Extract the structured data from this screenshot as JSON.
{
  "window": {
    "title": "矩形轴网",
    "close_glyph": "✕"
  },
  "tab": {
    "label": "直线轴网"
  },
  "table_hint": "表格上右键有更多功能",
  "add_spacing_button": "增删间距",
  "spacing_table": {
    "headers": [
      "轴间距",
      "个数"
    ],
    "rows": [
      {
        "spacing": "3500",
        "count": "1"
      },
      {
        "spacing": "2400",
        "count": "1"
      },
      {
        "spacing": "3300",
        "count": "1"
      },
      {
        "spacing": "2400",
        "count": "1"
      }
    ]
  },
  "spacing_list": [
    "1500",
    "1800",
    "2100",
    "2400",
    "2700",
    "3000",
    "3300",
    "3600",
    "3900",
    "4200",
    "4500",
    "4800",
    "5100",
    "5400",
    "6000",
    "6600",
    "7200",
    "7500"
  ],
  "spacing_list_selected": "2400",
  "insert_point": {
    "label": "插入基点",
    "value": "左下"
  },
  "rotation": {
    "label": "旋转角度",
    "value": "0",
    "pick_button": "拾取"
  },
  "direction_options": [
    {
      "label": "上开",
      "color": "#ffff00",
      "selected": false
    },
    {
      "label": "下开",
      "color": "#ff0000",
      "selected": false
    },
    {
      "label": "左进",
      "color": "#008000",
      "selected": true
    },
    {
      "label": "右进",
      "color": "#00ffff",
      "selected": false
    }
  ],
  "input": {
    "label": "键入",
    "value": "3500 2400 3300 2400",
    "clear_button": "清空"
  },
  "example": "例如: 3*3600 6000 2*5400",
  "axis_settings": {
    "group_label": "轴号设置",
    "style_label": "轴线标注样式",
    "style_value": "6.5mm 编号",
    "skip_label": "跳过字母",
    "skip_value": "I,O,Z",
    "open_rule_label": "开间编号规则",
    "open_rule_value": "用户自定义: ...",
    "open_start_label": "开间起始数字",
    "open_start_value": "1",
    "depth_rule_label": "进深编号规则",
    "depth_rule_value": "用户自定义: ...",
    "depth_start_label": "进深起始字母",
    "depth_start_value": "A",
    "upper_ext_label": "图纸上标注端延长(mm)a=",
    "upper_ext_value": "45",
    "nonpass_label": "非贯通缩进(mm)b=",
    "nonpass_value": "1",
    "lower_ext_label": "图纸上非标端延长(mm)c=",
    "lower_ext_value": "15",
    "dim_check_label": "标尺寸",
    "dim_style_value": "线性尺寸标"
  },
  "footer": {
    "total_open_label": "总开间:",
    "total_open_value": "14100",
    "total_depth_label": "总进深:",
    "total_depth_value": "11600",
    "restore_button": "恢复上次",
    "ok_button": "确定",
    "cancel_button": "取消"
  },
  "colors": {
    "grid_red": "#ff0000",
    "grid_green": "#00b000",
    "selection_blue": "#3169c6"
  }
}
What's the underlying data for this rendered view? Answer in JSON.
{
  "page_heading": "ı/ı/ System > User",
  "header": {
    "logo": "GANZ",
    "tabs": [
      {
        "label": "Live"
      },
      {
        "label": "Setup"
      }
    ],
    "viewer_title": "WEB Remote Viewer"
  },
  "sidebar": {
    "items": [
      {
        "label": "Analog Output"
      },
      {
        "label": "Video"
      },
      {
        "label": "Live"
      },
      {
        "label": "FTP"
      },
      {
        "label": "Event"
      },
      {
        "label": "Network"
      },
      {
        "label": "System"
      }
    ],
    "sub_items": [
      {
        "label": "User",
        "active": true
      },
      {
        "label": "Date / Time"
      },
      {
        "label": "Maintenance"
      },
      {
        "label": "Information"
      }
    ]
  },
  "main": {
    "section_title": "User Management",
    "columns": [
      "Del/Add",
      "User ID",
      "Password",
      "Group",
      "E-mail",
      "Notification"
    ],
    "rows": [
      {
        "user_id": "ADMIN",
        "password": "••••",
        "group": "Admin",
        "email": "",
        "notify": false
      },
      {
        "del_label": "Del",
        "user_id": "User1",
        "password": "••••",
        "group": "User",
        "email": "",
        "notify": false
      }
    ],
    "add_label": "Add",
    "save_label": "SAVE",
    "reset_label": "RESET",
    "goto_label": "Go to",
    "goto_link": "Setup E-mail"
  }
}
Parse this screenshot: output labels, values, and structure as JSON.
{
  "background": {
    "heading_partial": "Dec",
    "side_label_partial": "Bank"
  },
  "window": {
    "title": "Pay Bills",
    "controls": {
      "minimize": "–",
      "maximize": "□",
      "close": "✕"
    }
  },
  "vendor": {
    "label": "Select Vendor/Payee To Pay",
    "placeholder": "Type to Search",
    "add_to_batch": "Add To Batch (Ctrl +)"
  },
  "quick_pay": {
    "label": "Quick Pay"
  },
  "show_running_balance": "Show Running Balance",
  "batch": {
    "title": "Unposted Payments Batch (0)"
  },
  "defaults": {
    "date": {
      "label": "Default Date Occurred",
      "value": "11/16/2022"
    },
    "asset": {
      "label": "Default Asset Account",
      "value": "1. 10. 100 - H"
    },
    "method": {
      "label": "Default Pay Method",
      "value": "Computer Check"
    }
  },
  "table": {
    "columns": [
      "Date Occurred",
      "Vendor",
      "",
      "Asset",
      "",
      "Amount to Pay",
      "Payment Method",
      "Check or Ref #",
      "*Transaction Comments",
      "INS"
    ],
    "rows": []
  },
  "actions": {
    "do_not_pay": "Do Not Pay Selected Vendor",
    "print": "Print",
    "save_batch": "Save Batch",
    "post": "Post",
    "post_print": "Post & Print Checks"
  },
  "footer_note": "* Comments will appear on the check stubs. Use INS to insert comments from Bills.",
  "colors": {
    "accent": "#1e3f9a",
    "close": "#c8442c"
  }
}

◇ ◇ ◇

Problem details >> Quote the listing in full, please, keeping every line exact.

The response >>
Extract the structured data from this screenshot as JSON.
{
  "window": {
    "title": "矩形轴网",
    "close_glyph": "✕"
  },
  "tab": {
    "label": "直线轴网"
  },
  "table_hint": "表格上右键有更多功能",
  "add_spacing_button": "增删间距",
  "spacing_table": {
    "headers": [
      "轴间距",
      "个数"
    ],
    "rows": [
      {
        "spacing": "3500",
        "count": "1"
      },
      {
        "spacing": "2400",
        "count": "1"
      },
      {
        "spacing": "3300",
        "count": "1"
      },
      {
        "spacing": "2400",
        "count": "1"
      }
    ]
  },
  "spacing_list": [
    "1500",
    "1800",
    "2100",
    "2400",
    "2700",
    "3000",
    "3300",
    "3600",
    "3900",
    "4200",
    "4500",
    "4800",
    "5100",
    "5400",
    "6000",
    "6600",
    "7200",
    "7500"
  ],
  "spacing_list_selected": "2400",
  "insert_point": {
    "label": "插入基点",
    "value": "左下"
  },
  "rotation": {
    "label": "旋转角度",
    "value": "0",
    "pick_button": "拾取"
  },
  "direction_options": [
    {
      "label": "上开",
      "color": "#ffff00",
      "selected": false
    },
    {
      "label": "下开",
      "color": "#ff0000",
      "selected": false
    },
    {
      "label": "左进",
      "color": "#008000",
      "selected": true
    },
    {
      "label": "右进",
      "color": "#00ffff",
      "selected": false
    }
  ],
  "input": {
    "label": "键入",
    "value": "3500 2400 3300 2400",
    "clear_button": "清空"
  },
  "example": "例如: 3*3600 6000 2*5400",
  "axis_settings": {
    "group_label": "轴号设置",
    "style_label": "轴线标注样式",
    "style_value": "6.5mm 编号",
    "skip_label": "跳过字母",
    "skip_value": "I,O,Z",
    "open_rule_label": "开间编号规则",
    "open_rule_value": "用户自定义: ...",
    "open_start_label": "开间起始数字",
    "open_start_value": "1",
    "depth_rule_label": "进深编号规则",
    "depth_rule_value": "用户自定义: ...",
    "depth_start_label": "进深起始字母",
    "depth_start_value": "A",
    "upper_ext_label": "图纸上标注端延长(mm)a=",
    "upper_ext_value": "45",
    "nonpass_label": "非贯通缩进(mm)b=",
    "nonpass_value": "1",
    "lower_ext_label": "图纸上非标端延长(mm)c=",
    "lower_ext_value": "15",
    "dim_check_label": "标尺寸",
    "dim_style_value": "线性尺寸标"
  },
  "footer": {
    "total_open_label": "总开间:",
    "total_open_value": "14100",
    "total_depth_label": "总进深:",
    "total_depth_value": "11600",
    "restore_button": "恢复上次",
    "ok_button": "确定",
    "cancel_button": "取消"
  },
  "colors": {
    "grid_red": "#ff0000",
    "grid_green": "#00b000",
    "selection_blue": "#3169c6"
  }
}
What's the underlying data for this rendered view? Answer in JSON.
{
  "page_heading": "ı/ı/ System > User",
  "header": {
    "logo": "GANZ",
    "tabs": [
      {
        "label": "Live"
      },
      {
        "label": "Setup"
      }
    ],
    "viewer_title": "WEB Remote Viewer"
  },
  "sidebar": {
    "items": [
      {
        "label": "Analog Output"
      },
      {
        "label": "Video"
      },
      {
        "label": "Live"
      },
      {
        "label": "FTP"
      },
      {
        "label": "Event"
      },
      {
        "label": "Network"
      },
      {
        "label": "System"
      }
    ],
    "sub_items": [
      {
        "label": "User",
        "active": true
      },
      {
        "label": "Date / Time"
      },
      {
        "label": "Maintenance"
      },
      {
        "label": "Information"
      }
    ]
  },
  "main": {
    "section_title": "User Management",
    "columns": [
      "Del/Add",
      "User ID",
      "Password",
      "Group",
      "E-mail",
      "Notification"
    ],
    "rows": [
      {
        "user_id": "ADMIN",
        "password": "••••",
        "group": "Admin",
        "email": "",
        "notify": false
      },
      {
        "del_label": "Del",
        "user_id": "User1",
        "password": "••••",
        "group": "User",
        "email": "",
        "notify": false
      }
    ],
    "add_label": "Add",
    "save_label": "SAVE",
    "reset_label": "RESET",
    "goto_label": "Go to",
    "goto_link": "Setup E-mail"
  }
}
Parse this screenshot: output labels, values, and structure as JSON.
{
  "background": {
    "heading_partial": "Dec",
    "side_label_partial": "Bank"
  },
  "window": {
    "title": "Pay Bills",
    "controls": {
      "minimize": "–",
      "maximize": "□",
      "close": "✕"
    }
  },
  "vendor": {
    "label": "Select Vendor/Payee To Pay",
    "placeholder": "Type to Search",
    "add_to_batch": "Add To Batch (Ctrl +)"
  },
  "quick_pay": {
    "label": "Quick Pay"
  },
  "show_running_balance": "Show Running Balance",
  "batch": {
    "title": "Unposted Payments Batch (0)"
  },
  "defaults": {
    "date": {
      "label": "Default Date Occurred",
      "value": "11/16/2022"
    },
    "asset": {
      "label": "Default Asset Account",
      "value": "1. 10. 100 - H"
    },
    "method": {
      "label": "Default Pay Method",
      "value": "Computer Check"
    }
  },
  "table": {
    "columns": [
      "Date Occurred",
      "Vendor",
      "",
      "Asset",
      "",
      "Amount to Pay",
      "Payment Method",
      "Check or Ref #",
      "*Transaction Comments",
      "INS"
    ],
    "rows": []
  },
  "actions": {
    "do_not_pay": "Do Not Pay Selected Vendor",
    "print": "Print",
    "save_batch": "Save Batch",
    "post": "Post",
    "post_print": "Post & Print Checks"
  },
  "footer_note": "* Comments will appear on the check stubs. Use INS to insert comments from Bills.",
  "colors": {
    "accent": "#1e3f9a",
    "close": "#c8442c"
  }
}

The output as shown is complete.